## GOAL
Locate the word "this" in the data below, then copy every line that holds it.

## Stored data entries
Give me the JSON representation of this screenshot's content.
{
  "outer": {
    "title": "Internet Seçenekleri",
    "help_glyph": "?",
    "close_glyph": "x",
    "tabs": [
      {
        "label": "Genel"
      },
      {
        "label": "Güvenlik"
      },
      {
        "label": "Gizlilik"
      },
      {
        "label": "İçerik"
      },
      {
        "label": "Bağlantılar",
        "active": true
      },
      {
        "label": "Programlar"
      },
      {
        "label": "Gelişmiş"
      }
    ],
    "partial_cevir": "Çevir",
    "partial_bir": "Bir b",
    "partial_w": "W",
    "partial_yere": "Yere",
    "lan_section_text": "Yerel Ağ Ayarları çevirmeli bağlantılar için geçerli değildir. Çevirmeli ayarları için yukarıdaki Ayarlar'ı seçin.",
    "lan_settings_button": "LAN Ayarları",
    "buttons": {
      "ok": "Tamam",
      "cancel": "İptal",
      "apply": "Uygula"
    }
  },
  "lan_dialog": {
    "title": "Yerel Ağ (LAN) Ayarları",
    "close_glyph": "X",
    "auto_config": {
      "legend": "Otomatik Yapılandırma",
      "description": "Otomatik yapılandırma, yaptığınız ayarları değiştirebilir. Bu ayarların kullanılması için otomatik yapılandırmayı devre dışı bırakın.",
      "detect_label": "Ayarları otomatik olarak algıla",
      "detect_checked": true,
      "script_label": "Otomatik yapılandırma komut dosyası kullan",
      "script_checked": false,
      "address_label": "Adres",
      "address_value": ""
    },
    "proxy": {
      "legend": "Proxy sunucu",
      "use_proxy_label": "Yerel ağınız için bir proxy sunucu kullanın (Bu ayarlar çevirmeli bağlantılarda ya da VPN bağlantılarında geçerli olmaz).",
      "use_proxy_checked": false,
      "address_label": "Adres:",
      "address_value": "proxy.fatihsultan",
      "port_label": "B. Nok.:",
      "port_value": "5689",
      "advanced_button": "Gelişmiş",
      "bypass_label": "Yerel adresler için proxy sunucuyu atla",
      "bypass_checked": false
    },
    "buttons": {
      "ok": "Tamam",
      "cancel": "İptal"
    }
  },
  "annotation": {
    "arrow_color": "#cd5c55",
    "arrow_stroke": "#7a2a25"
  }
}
---
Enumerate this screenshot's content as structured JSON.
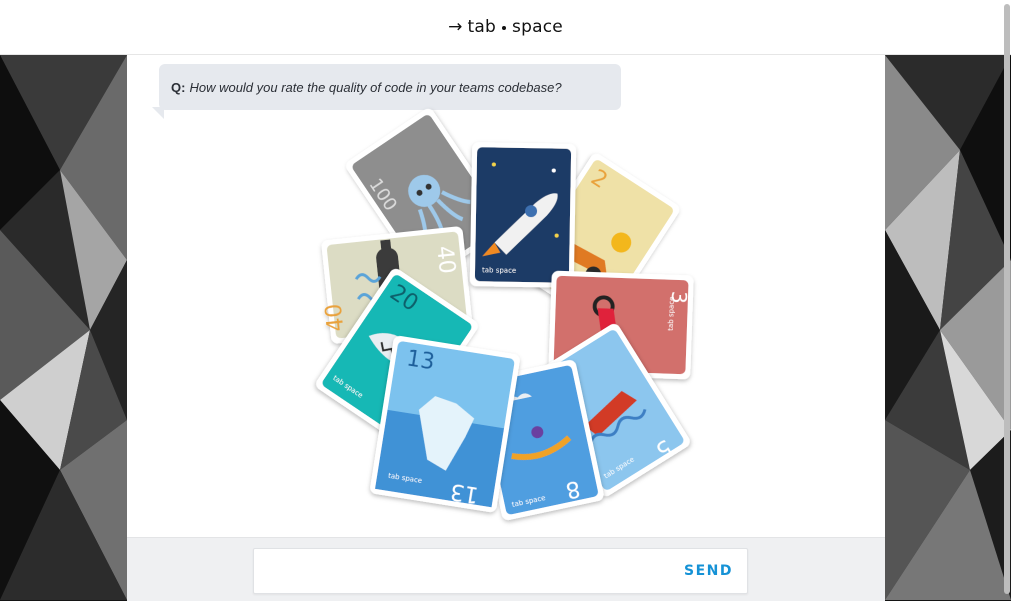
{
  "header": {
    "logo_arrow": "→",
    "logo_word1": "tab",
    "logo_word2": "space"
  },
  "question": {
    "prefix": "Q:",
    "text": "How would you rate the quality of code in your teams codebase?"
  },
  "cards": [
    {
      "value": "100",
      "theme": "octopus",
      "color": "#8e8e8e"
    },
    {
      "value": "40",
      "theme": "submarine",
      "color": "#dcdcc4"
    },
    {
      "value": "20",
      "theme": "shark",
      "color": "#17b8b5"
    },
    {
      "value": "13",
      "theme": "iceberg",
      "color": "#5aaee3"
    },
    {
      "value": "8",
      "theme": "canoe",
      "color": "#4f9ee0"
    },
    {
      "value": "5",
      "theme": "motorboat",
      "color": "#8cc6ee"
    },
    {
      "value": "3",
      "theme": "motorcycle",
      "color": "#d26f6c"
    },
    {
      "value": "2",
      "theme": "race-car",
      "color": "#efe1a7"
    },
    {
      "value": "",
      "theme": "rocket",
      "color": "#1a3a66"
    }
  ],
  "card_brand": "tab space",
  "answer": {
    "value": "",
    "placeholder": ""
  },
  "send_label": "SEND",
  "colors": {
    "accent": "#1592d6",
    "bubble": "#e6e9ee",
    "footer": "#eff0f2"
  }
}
* * *
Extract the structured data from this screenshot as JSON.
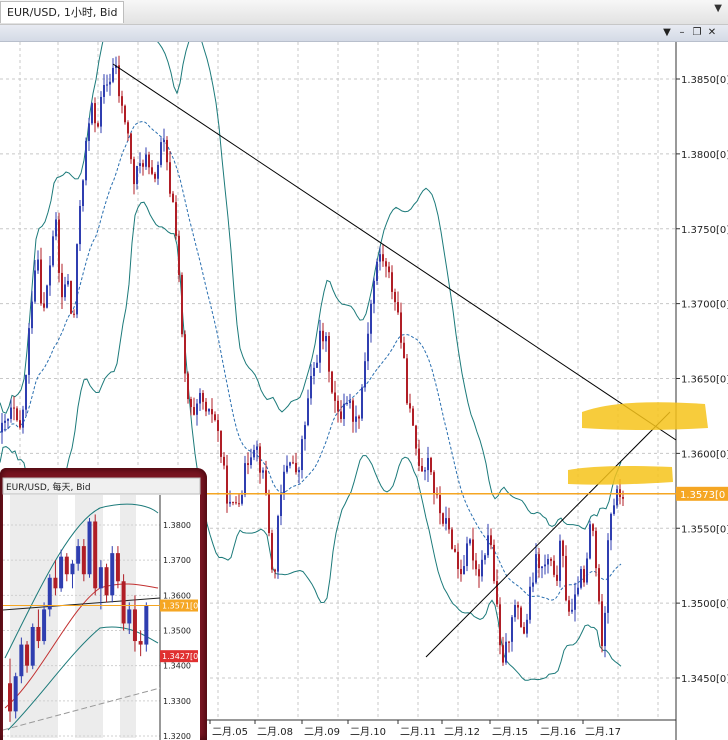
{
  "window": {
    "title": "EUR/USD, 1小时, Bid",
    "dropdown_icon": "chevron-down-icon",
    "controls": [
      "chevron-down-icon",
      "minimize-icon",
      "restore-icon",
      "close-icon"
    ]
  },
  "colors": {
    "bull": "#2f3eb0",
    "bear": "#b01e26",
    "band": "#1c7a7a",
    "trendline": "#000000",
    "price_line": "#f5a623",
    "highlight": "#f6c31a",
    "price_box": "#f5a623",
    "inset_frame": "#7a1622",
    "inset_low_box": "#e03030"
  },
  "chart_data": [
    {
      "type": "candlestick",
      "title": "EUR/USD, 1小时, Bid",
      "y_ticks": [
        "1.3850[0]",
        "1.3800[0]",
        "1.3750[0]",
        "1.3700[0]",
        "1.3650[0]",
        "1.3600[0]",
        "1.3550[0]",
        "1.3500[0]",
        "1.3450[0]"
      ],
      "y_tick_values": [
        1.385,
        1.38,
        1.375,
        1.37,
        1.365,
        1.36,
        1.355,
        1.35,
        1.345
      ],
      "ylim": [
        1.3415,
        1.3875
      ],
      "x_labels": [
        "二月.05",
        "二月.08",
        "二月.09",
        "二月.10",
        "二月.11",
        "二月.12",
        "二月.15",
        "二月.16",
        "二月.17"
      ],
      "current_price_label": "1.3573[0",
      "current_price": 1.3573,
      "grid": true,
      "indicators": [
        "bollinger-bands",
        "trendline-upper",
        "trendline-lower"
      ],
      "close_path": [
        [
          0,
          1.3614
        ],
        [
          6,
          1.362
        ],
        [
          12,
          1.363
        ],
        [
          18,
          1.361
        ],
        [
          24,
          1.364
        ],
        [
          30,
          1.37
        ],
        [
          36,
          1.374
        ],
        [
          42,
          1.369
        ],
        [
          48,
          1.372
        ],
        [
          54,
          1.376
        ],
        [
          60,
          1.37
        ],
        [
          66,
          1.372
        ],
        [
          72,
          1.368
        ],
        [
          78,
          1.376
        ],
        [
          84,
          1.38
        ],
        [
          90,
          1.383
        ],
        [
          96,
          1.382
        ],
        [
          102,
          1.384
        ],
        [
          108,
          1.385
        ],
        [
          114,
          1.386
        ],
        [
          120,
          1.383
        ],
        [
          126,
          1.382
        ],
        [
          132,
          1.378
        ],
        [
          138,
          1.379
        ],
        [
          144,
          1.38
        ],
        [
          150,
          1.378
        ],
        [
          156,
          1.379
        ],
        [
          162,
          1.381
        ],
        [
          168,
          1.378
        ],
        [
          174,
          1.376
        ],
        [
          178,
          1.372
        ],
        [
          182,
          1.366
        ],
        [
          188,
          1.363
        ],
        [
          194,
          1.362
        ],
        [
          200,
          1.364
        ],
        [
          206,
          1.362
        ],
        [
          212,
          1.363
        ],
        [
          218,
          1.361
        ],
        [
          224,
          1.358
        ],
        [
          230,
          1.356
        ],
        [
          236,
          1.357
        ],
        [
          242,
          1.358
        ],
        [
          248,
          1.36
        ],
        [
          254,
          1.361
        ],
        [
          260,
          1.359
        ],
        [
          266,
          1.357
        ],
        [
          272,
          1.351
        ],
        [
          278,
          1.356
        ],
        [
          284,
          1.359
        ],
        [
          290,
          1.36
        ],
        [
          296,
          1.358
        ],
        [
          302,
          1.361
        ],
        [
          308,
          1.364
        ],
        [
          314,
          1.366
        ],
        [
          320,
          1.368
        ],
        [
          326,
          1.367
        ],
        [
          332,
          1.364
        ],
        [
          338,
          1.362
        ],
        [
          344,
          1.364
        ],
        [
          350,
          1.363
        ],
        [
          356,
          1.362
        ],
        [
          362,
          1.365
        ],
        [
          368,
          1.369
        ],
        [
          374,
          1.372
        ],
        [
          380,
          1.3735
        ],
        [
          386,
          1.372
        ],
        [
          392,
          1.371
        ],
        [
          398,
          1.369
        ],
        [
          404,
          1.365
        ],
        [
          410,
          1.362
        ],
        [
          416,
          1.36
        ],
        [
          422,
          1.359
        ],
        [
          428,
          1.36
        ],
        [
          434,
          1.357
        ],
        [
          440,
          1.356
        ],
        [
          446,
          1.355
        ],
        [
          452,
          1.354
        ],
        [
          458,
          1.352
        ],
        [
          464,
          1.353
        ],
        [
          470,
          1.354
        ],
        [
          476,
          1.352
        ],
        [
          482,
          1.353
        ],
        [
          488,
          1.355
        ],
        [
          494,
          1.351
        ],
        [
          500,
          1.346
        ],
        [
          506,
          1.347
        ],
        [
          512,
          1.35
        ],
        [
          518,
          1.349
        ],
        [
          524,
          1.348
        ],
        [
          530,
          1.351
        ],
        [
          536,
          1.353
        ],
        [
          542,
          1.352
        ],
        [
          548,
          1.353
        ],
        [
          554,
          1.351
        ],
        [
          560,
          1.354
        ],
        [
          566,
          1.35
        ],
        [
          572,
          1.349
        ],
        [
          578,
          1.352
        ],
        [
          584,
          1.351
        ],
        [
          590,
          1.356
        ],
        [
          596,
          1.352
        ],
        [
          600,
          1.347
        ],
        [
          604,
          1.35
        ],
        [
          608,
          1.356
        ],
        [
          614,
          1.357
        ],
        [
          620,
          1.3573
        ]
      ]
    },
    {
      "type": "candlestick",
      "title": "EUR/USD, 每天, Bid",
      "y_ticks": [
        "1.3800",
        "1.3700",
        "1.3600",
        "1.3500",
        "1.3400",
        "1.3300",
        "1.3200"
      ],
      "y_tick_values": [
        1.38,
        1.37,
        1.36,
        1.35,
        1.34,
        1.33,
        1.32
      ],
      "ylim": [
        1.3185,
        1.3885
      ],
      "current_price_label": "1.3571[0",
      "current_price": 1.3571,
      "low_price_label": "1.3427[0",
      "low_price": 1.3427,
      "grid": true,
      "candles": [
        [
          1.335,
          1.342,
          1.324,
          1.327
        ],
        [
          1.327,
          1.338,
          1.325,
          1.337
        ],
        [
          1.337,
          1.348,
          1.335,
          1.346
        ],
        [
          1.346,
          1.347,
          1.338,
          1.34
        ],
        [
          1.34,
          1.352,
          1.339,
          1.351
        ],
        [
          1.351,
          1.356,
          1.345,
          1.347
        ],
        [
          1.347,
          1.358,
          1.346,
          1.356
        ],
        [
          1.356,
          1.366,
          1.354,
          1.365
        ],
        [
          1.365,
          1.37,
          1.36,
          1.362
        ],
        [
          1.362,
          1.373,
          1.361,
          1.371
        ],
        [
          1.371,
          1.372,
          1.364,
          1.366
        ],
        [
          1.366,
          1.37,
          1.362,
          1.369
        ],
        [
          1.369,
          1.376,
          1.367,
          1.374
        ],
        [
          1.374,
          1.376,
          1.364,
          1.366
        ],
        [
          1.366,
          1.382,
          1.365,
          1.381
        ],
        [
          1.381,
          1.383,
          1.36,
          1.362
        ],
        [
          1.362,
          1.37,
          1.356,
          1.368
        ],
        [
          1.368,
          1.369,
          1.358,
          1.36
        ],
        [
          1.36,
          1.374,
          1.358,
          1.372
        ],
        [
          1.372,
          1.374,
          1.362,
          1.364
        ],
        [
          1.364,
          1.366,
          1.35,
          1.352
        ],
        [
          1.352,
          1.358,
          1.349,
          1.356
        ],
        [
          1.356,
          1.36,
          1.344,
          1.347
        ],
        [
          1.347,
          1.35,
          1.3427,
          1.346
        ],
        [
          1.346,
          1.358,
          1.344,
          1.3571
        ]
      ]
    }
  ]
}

## EXPECTED ANSWER
Give me the JSON representation of this screenshot's content.
Enumerate this screenshot's content as structured JSON.
Extract the structured data from this screenshot as JSON.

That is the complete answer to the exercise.